Task requirements - Output the data below in full, byte for byte. Nothing may differ.

Start of Listing

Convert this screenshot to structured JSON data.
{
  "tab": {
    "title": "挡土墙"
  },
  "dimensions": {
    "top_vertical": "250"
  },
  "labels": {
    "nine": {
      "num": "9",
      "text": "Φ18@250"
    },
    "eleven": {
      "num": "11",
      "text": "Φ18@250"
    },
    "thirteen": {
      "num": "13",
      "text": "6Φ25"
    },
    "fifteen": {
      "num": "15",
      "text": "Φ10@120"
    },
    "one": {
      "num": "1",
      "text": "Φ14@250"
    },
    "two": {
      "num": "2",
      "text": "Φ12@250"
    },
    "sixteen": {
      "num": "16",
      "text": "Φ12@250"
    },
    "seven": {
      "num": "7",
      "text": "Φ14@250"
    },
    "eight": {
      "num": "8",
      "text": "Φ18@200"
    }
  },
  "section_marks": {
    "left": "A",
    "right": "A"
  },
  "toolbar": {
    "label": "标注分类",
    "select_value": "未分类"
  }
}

End of Listing

Written answer -
Convert this screenshot to structured JSON data.
{
  "tab": {
    "title": "挡土墙"
  },
  "dimensions": {
    "top_vertical": "250"
  },
  "labels": {
    "nine": {
      "num": "9",
      "text": "Φ18@250"
    },
    "eleven": {
      "num": "11",
      "text": "Φ18@250"
    },
    "thirteen": {
      "num": "13",
      "text": "6Φ25"
    },
    "fifteen": {
      "num": "15",
      "text": "Φ10@120"
    },
    "one": {
      "num": "1",
      "text": "Φ14@250"
    },
    "two": {
      "num": "2",
      "text": "Φ12@250"
    },
    "sixteen": {
      "num": "16",
      "text": "Φ12@250"
    },
    "seven": {
      "num": "7",
      "text": "Φ14@250"
    },
    "eight": {
      "num": "8",
      "text": "Φ18@200"
    }
  },
  "section_marks": {
    "left": "A",
    "right": "A"
  },
  "toolbar": {
    "label": "标注分类",
    "select_value": "未分类"
  }
}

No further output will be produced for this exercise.